◆ **Exercise description**
Exactly as written, print each record in the listing.

◆ **Exercise input**

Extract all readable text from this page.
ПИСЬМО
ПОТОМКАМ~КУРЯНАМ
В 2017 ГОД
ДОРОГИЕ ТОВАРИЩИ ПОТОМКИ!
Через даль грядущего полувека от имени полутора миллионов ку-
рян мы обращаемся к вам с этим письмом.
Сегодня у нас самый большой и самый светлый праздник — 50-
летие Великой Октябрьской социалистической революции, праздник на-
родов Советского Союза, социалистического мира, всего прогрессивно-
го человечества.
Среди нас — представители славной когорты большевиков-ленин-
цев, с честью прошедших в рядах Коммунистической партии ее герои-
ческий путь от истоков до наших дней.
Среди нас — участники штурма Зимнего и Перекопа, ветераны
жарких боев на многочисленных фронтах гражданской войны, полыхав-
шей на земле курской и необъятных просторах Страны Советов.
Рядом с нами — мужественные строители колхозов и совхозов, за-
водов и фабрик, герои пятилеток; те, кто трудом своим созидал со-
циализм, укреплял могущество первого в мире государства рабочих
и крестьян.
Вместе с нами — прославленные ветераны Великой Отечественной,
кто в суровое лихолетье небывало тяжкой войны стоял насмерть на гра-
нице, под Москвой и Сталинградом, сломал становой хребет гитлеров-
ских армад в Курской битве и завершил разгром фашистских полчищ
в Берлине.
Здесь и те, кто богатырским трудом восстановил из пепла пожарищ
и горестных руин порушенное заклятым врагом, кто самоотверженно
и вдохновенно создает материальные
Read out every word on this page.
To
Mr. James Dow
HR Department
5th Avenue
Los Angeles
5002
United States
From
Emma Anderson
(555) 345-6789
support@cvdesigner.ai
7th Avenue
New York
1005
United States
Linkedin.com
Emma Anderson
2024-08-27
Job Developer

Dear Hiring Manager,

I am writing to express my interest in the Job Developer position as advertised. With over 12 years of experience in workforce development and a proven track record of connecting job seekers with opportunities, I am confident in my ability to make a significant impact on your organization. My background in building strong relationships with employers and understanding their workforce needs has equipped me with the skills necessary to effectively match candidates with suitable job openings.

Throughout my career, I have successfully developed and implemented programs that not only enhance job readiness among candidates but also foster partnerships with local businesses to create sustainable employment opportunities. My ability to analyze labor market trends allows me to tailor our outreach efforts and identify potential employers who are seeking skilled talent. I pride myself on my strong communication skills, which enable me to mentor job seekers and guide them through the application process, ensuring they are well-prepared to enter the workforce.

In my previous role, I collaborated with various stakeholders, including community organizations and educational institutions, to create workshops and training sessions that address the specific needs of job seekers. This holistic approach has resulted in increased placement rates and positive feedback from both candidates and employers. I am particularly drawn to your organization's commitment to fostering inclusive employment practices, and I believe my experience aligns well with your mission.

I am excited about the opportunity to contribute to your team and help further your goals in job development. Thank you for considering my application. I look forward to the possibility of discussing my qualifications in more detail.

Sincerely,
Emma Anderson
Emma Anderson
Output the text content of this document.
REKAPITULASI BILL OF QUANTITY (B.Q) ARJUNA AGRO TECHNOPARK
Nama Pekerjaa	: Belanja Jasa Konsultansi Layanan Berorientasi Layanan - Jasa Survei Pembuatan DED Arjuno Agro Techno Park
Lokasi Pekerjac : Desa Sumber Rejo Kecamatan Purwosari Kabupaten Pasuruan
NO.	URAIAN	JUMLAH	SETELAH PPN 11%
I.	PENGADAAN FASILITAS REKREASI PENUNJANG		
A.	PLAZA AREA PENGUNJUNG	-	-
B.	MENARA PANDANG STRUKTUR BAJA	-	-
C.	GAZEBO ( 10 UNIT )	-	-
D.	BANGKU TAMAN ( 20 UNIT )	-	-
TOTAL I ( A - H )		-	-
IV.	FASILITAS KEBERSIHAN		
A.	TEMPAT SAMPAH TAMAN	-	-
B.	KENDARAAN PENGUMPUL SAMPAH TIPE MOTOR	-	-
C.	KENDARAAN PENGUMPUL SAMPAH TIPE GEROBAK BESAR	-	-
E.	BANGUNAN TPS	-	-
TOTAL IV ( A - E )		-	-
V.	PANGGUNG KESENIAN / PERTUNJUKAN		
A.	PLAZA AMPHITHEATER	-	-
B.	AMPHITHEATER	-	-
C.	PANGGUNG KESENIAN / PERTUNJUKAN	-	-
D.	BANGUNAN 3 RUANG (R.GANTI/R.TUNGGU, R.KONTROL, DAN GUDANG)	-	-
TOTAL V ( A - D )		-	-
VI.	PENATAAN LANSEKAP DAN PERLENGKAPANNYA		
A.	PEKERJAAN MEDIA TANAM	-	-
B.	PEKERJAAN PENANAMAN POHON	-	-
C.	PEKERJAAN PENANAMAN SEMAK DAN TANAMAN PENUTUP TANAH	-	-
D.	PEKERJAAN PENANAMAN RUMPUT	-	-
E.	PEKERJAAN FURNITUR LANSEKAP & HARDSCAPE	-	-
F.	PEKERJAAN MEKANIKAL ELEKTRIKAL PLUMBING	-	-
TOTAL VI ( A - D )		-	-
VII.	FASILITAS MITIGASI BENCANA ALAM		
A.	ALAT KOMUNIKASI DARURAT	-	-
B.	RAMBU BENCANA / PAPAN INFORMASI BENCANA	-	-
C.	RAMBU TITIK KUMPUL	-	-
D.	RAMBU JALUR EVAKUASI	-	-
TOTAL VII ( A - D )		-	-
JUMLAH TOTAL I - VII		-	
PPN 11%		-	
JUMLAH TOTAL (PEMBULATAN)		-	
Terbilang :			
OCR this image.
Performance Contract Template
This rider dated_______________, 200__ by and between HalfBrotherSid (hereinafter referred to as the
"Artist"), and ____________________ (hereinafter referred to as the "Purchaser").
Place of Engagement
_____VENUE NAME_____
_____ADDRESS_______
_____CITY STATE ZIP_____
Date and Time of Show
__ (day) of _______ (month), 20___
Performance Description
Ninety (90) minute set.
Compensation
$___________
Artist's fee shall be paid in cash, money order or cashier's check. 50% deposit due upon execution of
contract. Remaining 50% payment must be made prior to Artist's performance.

◆ **Answer to this exercise**
Extract all readable text from this page.
ПИСЬМО
ПОТОМКАМ~КУРЯНАМ
В 2017 ГОД
ДОРОГИЕ ТОВАРИЩИ ПОТОМКИ!
Через даль грядущего полувека от имени полутора миллионов ку-
рян мы обращаемся к вам с этим письмом.
Сегодня у нас самый большой и самый светлый праздник — 50-
летие Великой Октябрьской социалистической революции, праздник на-
родов Советского Союза, социалистического мира, всего прогрессивно-
го человечества.
Среди нас — представители славной когорты большевиков-ленин-
цев, с честью прошедших в рядах Коммунистической партии ее герои-
ческий путь от истоков до наших дней.
Среди нас — участники штурма Зимнего и Перекопа, ветераны
жарких боев на многочисленных фронтах гражданской войны, полыхав-
шей на земле курской и необъятных просторах Страны Советов.
Рядом с нами — мужественные строители колхозов и совхозов, за-
водов и фабрик, герои пятилеток; те, кто трудом своим созидал со-
циализм, укреплял могущество первого в мире государства рабочих
и крестьян.
Вместе с нами — прославленные ветераны Великой Отечественной,
кто в суровое лихолетье небывало тяжкой войны стоял насмерть на гра-
нице, под Москвой и Сталинградом, сломал становой хребет гитлеров-
ских армад в Курской битве и завершил разгром фашистских полчищ
в Берлине.
Здесь и те, кто богатырским трудом восстановил из пепла пожарищ
и горестных руин порушенное заклятым врагом, кто самоотверженно
и вдохновенно создает материальные
Read out every word on this page.
To
Mr. James Dow
HR Department
5th Avenue
Los Angeles
5002
United States
From
Emma Anderson
(555) 345-6789
support@cvdesigner.ai
7th Avenue
New York
1005
United States
Linkedin.com
Emma Anderson
2024-08-27
Job Developer

Dear Hiring Manager,

I am writing to express my interest in the Job Developer position as advertised. With over 12 years of experience in workforce development and a proven track record of connecting job seekers with opportunities, I am confident in my ability to make a significant impact on your organization. My background in building strong relationships with employers and understanding their workforce needs has equipped me with the skills necessary to effectively match candidates with suitable job openings.

Throughout my career, I have successfully developed and implemented programs that not only enhance job readiness among candidates but also foster partnerships with local businesses to create sustainable employment opportunities. My ability to analyze labor market trends allows me to tailor our outreach efforts and identify potential employers who are seeking skilled talent. I pride myself on my strong communication skills, which enable me to mentor job seekers and guide them through the application process, ensuring they are well-prepared to enter the workforce.

In my previous role, I collaborated with various stakeholders, including community organizations and educational institutions, to create workshops and training sessions that address the specific needs of job seekers. This holistic approach has resulted in increased placement rates and positive feedback from both candidates and employers. I am particularly drawn to your organization's commitment to fostering inclusive employment practices, and I believe my experience aligns well with your mission.

I am excited about the opportunity to contribute to your team and help further your goals in job development. Thank you for considering my application. I look forward to the possibility of discussing my qualifications in more detail.

Sincerely,
Emma Anderson
Emma Anderson
Output the text content of this document.
REKAPITULASI BILL OF QUANTITY (B.Q) ARJUNA AGRO TECHNOPARK
Nama Pekerjaa	: Belanja Jasa Konsultansi Layanan Berorientasi Layanan - Jasa Survei Pembuatan DED Arjuno Agro Techno Park
Lokasi Pekerjac : Desa Sumber Rejo Kecamatan Purwosari Kabupaten Pasuruan
NO.	URAIAN	JUMLAH	SETELAH PPN 11%
I.	PENGADAAN FASILITAS REKREASI PENUNJANG		
A.	PLAZA AREA PENGUNJUNG	-	-
B.	MENARA PANDANG STRUKTUR BAJA	-	-
C.	GAZEBO ( 10 UNIT )	-	-
D.	BANGKU TAMAN ( 20 UNIT )	-	-
TOTAL I ( A - H )		-	-
IV.	FASILITAS KEBERSIHAN		
A.	TEMPAT SAMPAH TAMAN	-	-
B.	KENDARAAN PENGUMPUL SAMPAH TIPE MOTOR	-	-
C.	KENDARAAN PENGUMPUL SAMPAH TIPE GEROBAK BESAR	-	-
E.	BANGUNAN TPS	-	-
TOTAL IV ( A - E )		-	-
V.	PANGGUNG KESENIAN / PERTUNJUKAN		
A.	PLAZA AMPHITHEATER	-	-
B.	AMPHITHEATER	-	-
C.	PANGGUNG KESENIAN / PERTUNJUKAN	-	-
D.	BANGUNAN 3 RUANG (R.GANTI/R.TUNGGU, R.KONTROL, DAN GUDANG)	-	-
TOTAL V ( A - D )		-	-
VI.	PENATAAN LANSEKAP DAN PERLENGKAPANNYA		
A.	PEKERJAAN MEDIA TANAM	-	-
B.	PEKERJAAN PENANAMAN POHON	-	-
C.	PEKERJAAN PENANAMAN SEMAK DAN TANAMAN PENUTUP TANAH	-	-
D.	PEKERJAAN PENANAMAN RUMPUT	-	-
E.	PEKERJAAN FURNITUR LANSEKAP & HARDSCAPE	-	-
F.	PEKERJAAN MEKANIKAL ELEKTRIKAL PLUMBING	-	-
TOTAL VI ( A - D )		-	-
VII.	FASILITAS MITIGASI BENCANA ALAM		
A.	ALAT KOMUNIKASI DARURAT	-	-
B.	RAMBU BENCANA / PAPAN INFORMASI BENCANA	-	-
C.	RAMBU TITIK KUMPUL	-	-
D.	RAMBU JALUR EVAKUASI	-	-
TOTAL VII ( A - D )		-	-
JUMLAH TOTAL I - VII		-	
PPN 11%		-	
JUMLAH TOTAL (PEMBULATAN)		-	
Terbilang :			
OCR this image.
Performance Contract Template
This rider dated_______________, 200__ by and between HalfBrotherSid (hereinafter referred to as the
"Artist"), and ____________________ (hereinafter referred to as the "Purchaser").
Place of Engagement
_____VENUE NAME_____
_____ADDRESS_______
_____CITY STATE ZIP_____
Date and Time of Show
__ (day) of _______ (month), 20___
Performance Description
Ninety (90) minute set.
Compensation
$___________
Artist's fee shall be paid in cash, money order or cashier's check. 50% deposit due upon execution of
contract. Remaining 50% payment must be made prior to Artist's performance.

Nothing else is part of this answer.